● Problem description
Look through the data for the string "paní". Copy every line where it is found.

● Given records
## begin

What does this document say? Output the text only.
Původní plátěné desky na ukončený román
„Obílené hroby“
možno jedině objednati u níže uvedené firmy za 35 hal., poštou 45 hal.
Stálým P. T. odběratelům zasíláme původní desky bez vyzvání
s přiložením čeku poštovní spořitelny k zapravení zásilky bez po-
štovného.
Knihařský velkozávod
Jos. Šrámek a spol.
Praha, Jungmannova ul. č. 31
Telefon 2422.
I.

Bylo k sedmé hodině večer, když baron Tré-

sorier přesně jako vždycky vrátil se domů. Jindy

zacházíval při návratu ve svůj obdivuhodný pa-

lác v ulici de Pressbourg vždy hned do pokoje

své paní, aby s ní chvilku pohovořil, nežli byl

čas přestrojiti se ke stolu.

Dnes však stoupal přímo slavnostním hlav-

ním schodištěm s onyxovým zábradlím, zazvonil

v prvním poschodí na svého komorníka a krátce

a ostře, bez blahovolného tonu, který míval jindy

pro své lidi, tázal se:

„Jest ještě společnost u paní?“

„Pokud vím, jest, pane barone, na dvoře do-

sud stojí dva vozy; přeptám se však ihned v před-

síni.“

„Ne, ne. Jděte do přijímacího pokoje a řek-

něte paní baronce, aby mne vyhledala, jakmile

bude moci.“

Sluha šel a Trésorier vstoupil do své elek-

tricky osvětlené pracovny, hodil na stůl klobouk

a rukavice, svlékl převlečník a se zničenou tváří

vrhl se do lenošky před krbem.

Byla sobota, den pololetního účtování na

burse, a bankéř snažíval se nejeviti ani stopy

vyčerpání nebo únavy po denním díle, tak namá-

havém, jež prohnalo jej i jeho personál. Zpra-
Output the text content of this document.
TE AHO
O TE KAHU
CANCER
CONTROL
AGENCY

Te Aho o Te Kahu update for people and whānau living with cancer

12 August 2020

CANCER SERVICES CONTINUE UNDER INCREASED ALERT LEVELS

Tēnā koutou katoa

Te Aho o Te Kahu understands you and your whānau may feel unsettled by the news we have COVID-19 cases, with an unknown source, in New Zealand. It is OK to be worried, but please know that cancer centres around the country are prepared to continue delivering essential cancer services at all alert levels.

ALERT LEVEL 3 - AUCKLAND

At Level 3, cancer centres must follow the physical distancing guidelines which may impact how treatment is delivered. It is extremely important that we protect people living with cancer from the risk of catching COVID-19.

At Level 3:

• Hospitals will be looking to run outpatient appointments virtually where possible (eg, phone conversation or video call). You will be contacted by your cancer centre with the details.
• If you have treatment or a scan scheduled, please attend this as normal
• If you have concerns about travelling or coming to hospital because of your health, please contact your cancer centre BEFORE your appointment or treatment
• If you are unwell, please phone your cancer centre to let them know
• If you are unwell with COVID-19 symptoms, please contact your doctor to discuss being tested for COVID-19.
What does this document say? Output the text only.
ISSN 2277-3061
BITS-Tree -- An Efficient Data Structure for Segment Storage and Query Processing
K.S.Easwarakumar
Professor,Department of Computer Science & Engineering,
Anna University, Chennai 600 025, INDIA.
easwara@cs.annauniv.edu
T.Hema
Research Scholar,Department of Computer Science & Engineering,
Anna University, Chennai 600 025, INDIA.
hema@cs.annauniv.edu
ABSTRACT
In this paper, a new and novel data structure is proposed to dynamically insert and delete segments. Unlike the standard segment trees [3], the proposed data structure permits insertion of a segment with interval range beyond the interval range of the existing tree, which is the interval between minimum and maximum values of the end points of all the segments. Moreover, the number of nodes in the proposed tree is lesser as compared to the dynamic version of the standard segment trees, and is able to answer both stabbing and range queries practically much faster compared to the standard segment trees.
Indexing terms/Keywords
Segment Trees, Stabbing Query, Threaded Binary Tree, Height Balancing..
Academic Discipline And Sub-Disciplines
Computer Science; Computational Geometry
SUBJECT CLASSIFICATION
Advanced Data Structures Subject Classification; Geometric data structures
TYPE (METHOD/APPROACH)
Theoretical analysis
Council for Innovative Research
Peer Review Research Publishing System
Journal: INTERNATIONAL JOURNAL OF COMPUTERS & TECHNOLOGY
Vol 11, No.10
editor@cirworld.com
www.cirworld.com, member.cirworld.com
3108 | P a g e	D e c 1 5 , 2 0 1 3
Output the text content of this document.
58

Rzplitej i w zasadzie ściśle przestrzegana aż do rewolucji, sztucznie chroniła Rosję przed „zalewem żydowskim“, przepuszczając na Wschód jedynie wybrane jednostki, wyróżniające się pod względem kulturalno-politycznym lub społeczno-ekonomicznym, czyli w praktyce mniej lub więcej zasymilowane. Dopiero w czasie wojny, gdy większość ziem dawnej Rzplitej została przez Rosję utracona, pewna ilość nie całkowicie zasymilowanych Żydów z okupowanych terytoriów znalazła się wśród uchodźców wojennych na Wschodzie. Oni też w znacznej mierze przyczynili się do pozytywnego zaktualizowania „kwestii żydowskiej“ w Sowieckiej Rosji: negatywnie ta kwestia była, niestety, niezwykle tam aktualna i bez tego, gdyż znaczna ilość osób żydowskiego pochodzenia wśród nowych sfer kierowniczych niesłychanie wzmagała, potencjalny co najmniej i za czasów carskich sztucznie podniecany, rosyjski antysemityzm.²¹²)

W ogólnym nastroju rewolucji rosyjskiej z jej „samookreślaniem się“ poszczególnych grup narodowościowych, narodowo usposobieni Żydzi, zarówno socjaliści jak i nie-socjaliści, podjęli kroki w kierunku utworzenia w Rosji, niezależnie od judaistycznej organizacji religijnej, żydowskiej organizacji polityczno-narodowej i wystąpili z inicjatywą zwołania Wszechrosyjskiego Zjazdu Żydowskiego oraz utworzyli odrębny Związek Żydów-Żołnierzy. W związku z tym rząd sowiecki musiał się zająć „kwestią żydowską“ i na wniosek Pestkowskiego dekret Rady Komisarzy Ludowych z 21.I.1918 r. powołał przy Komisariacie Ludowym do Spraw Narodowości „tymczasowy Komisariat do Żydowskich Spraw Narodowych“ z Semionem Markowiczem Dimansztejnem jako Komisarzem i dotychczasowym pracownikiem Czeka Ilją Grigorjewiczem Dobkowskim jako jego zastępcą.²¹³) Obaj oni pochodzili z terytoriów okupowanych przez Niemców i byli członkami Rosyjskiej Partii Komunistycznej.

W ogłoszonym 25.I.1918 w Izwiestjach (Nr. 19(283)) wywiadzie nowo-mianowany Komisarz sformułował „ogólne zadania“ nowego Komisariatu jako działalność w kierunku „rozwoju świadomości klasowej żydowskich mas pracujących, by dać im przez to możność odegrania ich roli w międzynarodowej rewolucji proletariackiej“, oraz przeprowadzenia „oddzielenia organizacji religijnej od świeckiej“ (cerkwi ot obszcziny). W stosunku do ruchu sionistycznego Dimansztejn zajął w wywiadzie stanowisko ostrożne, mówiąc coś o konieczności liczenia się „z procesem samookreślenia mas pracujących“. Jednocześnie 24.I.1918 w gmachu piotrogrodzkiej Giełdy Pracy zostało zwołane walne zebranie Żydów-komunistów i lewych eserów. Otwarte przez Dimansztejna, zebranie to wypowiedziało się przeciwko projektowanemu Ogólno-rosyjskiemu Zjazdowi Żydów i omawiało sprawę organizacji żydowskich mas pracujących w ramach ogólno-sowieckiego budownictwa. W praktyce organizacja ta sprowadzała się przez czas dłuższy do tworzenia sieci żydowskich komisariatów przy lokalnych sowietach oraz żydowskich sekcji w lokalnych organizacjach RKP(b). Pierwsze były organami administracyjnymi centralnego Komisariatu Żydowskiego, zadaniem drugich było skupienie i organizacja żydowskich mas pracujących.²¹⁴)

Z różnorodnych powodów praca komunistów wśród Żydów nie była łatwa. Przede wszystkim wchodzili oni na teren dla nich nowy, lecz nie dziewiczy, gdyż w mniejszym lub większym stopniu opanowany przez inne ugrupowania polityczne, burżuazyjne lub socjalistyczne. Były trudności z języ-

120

## end

● Complete answer
své paní, aby s ní chvilku pohovořil, nežli byl
„Jest ještě společnost u paní?“
něte paní baronce, aby mne vyhledala, jakmile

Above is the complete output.